16 de setembro de 2013

Sermão 14º Domingo depois de Pentecostes - Padre Daniel.

Sermão para o 14º Domingo depois de Pentecostes
25 de agosto de 2013 – Padre Daniel Pinheiro

Em nome do Pai, e do Filho, e do Espírito Santo. Amém. Ave Maria…
“Ninguém pode servir a dois senhores; porque ou há de aborrecer a um, e amar ao outro; ou há de afeiçoar-se a este, e desprezar aquele.”
Faz quase um mês consideramos brevemente a importância do Latim na Liturgia. Consideramos sua importância para a nossa vida espiritual, importância para o bem da Igreja. Hoje, consideraremos também brevemente os outros dois aspectos mais sensíveis quando se fala da Santa Missa no Rito Tradicional: a orientação do padre com relação a Deus e aos fiéis e o silêncio. Lembro que esses aspectos, embora sejam os mais visíveis, não são, porém, os mais importantes. São aspectos fundamentais e de grandíssima importância, mas não são os mais importantes. Os aspectos mais importantes da Missa Tradicional são suas orações riquíssimas doutrinariamente e espiritualmente, com todos os ritos que acompanham essas orações, que são também sacramentais que glorificam a Deus e imploram a sua misericórdia para conosco, pobres pecadores. Consideremos, então, a orientação do sacerdote, voltado para Deus, e o silêncio da Missa Tradicional.

É muito comum ouvirmos as pessoas se referirem à Missa Tradicional – muitas vezes com certo desprezo – como aquela Missa em que o Padre está de costas para o povo, como se fosse uma grande injúria ao povo, um crime de lesa-povo. Na verdade, o sacerdote não se encontra de costas para o povo, mas de frente para Deus, como é evidente. O sacerdote e fiéis estão olhando para o mesmo sentido, para Cristo, para Deus. Originalmente, sacerdote e fiéis se voltavam para o oriente, voltados para Cristo, chamado na liturgia de Oriens (Antífona “O”,por exemplo) de sol que nasce, de sol de justiça. Com o passar do tempo, muitas vezes já não se voltavam para o oriente geográfico, mas simplesmente para o mesmo sentido, para o mesmo lugar, para um oriente espiritual. É quase certo que, mesmo na última ceia, Cristo não estava de frente para os apóstolos. O modo de se dispor à mesa naquela época era bem distinto do nosso. Com o corpo reclinado, ficavam, em geral, todos do mesmo lado, segundo os estudos mais recentes. Tratava-se também de uma ceia ritual (páscoa judaica) e não de uma simples refeição. E mesmo se tivesse Cristo rezado a primeira Missa de frente para os apóstolos, nada mudaria em nossa argumentação, já que ao longo do tempo – e muito rapidamente, segundo atestações históricas, a Igreja estabeleceu a celebração voltada para Deus e não para o povo. Diz Bento XVI, no primeiro volume de suas obras completas (citado por Dom Athanasius Schneider em seu artigo sobre as cinco chagas da liturgia – Les cinq plaies de la liturgie) que “a ideia de que o sacerdote e a assembleia devem se olhar durante a oração nasceu com os modernos e – continua o papa – essa ideia é totalmente estranha à cristandade tradicional. O Padre e assembleia não se dirigem mutuamente uma oração, mas é ao Senhor que eles se dirigem. Por isso, na oração eles olham para a mesma direção: seja para o leste, como símbolo cósmico do retorno do Senhor, ou então, onde isso não é possível, olham para uma imagem de Cristo situada na abside, para uma cruz ou simplesmente olham juntos para o alto.”

* Seção de dados
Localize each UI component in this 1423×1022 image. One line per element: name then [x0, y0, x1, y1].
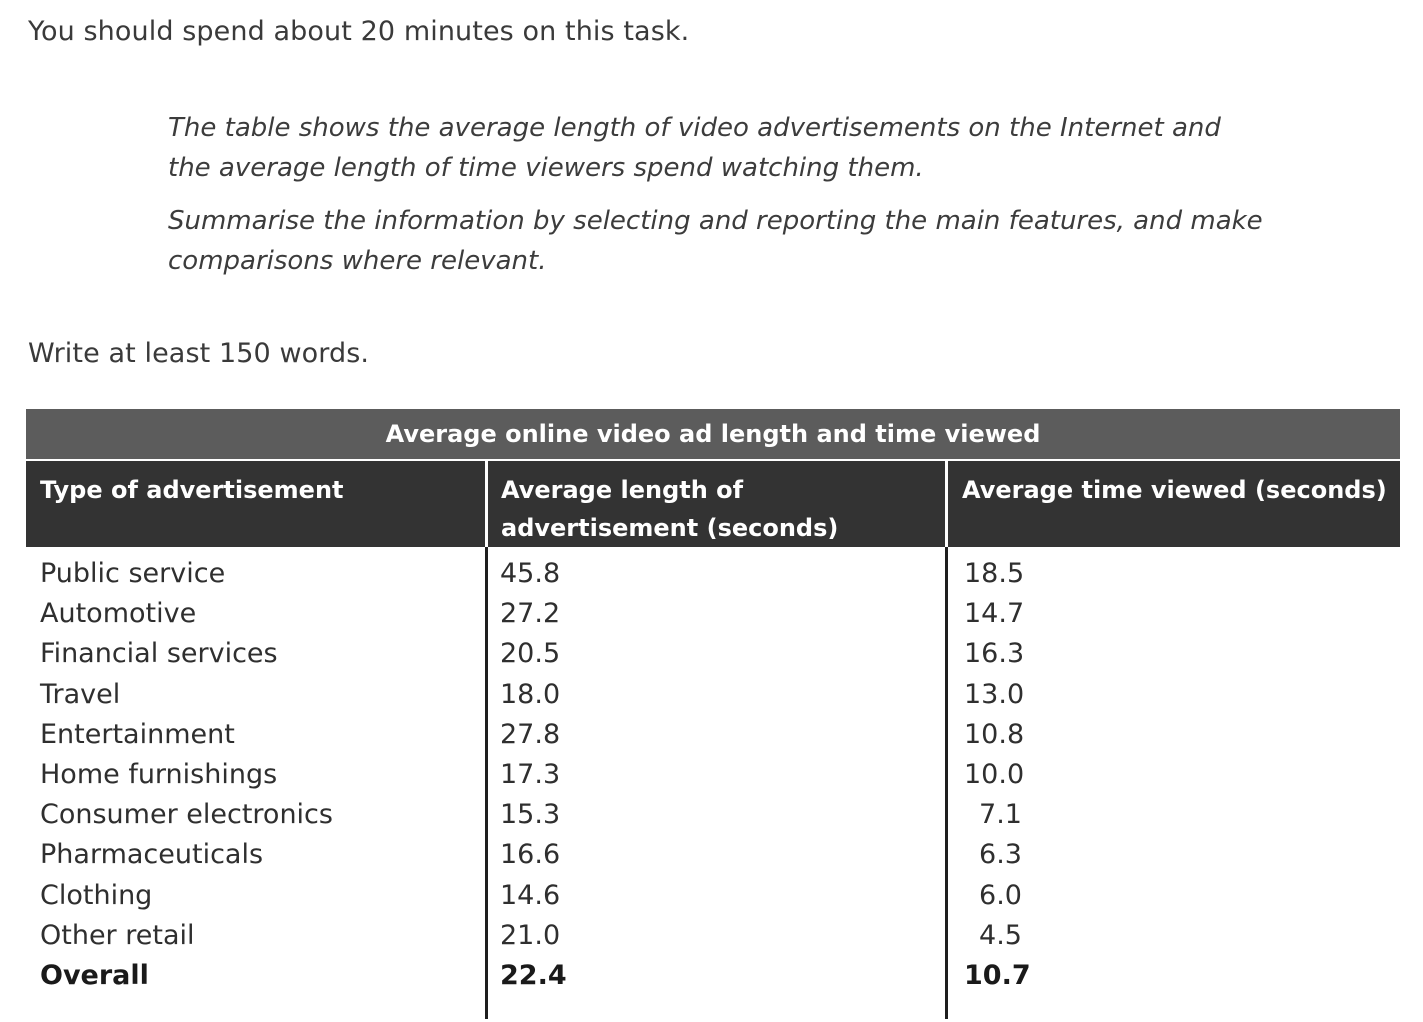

* A tarefa
Explique, em uma a três frases, por que o sacerdote e os fiéis olham para a mesma direção durante a oração, segundo o sermão. O material é independente do sermão.

* Resultado
Porque o padre e a assembleia não dirigem a oração um ao outro, mas ao Senhor. Por isso olham juntos para o leste, símbolo do retorno do Senhor, ou, onde isso não é possível, para uma imagem de Cristo na abside, para uma cruz ou para o alto.